##### MATERIAL FOR THE TASK #####
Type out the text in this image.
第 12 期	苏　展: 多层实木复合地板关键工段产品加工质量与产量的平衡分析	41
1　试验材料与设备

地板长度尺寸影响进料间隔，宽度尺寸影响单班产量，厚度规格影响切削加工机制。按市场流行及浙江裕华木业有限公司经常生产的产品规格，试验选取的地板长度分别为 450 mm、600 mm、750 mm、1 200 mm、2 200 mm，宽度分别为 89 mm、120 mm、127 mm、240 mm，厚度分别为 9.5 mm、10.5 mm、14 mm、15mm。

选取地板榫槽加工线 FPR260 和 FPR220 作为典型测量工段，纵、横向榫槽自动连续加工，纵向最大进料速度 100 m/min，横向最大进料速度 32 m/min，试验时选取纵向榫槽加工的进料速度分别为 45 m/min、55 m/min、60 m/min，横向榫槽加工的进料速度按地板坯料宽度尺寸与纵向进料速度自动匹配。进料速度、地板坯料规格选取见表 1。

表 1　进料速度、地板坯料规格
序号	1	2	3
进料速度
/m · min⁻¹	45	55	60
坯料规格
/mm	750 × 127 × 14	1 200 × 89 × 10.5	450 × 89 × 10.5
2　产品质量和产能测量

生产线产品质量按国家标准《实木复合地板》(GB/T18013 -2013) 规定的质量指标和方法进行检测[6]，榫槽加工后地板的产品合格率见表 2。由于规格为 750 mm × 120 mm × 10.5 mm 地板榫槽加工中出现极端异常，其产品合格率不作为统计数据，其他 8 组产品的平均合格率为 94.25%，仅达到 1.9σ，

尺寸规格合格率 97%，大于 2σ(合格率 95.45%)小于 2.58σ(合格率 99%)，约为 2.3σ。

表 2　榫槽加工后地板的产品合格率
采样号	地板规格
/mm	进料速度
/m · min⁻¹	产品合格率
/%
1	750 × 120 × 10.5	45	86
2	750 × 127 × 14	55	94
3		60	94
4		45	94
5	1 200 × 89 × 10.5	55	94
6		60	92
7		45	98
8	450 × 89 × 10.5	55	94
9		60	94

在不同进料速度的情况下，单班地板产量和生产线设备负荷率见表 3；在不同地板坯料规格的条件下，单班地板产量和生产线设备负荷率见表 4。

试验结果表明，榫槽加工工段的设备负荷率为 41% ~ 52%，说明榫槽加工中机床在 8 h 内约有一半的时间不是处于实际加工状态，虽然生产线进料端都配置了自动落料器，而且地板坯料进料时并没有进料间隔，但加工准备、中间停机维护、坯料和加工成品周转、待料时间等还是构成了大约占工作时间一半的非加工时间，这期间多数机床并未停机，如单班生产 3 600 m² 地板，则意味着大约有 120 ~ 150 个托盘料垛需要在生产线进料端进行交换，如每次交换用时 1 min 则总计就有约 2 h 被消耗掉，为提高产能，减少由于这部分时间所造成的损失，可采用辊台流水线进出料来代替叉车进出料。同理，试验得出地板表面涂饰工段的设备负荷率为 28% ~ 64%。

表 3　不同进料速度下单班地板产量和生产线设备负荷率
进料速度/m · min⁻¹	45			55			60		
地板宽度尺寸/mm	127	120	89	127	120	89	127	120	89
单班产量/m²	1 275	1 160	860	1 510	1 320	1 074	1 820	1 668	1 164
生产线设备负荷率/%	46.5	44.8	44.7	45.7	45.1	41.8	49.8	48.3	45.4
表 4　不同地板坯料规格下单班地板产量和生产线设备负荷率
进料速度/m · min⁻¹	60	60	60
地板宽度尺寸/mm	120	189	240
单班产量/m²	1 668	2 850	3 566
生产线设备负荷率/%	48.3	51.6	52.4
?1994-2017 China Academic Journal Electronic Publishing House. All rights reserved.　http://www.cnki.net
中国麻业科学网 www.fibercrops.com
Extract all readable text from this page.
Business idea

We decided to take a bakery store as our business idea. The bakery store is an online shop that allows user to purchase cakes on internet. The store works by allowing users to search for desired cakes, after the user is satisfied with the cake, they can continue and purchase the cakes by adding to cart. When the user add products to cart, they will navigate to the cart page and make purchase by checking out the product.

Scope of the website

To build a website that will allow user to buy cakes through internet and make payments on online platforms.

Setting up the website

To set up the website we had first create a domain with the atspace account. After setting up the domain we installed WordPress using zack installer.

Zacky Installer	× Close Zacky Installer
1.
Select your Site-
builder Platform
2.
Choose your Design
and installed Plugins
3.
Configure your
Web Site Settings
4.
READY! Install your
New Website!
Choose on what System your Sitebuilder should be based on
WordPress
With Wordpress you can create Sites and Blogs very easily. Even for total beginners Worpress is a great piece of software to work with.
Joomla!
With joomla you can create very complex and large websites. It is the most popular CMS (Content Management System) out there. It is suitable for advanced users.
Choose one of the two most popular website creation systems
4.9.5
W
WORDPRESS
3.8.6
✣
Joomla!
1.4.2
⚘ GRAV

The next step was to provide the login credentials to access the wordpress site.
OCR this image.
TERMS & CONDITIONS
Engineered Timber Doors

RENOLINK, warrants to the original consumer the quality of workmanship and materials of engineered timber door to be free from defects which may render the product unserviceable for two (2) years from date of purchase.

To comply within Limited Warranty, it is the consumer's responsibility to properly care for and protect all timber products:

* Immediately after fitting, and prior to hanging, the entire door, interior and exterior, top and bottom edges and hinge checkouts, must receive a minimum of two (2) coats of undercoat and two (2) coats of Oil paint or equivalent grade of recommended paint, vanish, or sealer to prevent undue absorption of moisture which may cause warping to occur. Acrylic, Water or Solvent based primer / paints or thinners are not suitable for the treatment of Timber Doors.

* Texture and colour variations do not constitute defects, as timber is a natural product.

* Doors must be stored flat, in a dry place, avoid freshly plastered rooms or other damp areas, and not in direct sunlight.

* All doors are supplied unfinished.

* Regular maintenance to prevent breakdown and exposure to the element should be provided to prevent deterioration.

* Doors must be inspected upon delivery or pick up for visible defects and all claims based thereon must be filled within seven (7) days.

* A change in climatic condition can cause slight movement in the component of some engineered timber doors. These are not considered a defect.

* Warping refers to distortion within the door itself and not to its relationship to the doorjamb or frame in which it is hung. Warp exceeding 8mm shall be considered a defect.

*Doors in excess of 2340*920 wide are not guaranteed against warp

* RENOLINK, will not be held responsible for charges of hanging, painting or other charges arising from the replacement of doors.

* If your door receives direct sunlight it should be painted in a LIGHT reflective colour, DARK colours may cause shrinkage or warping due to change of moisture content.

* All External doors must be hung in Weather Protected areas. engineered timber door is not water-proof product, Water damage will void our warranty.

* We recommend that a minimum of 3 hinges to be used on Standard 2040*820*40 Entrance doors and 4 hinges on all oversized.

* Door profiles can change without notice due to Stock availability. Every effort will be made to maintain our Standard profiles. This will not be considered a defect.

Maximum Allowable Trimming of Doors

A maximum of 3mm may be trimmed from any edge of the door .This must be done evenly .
#####
- DIRECTIVE
Show all lines from the listing above in which "cakes" appears.

- TASK ANSWER
We decided to take a bakery store as our business idea. The bakery store is an online shop that allows user to purchase cakes on internet. The store works by allowing users to search for desired cakes, after the user is satisfied with the cake, they can continue and purchase the cakes by adding to cart. When the user add products to cart, they will navigate to the cart page and make purchase by checking out the product.
To build a website that will allow user to buy cakes through internet and make payments on online platforms.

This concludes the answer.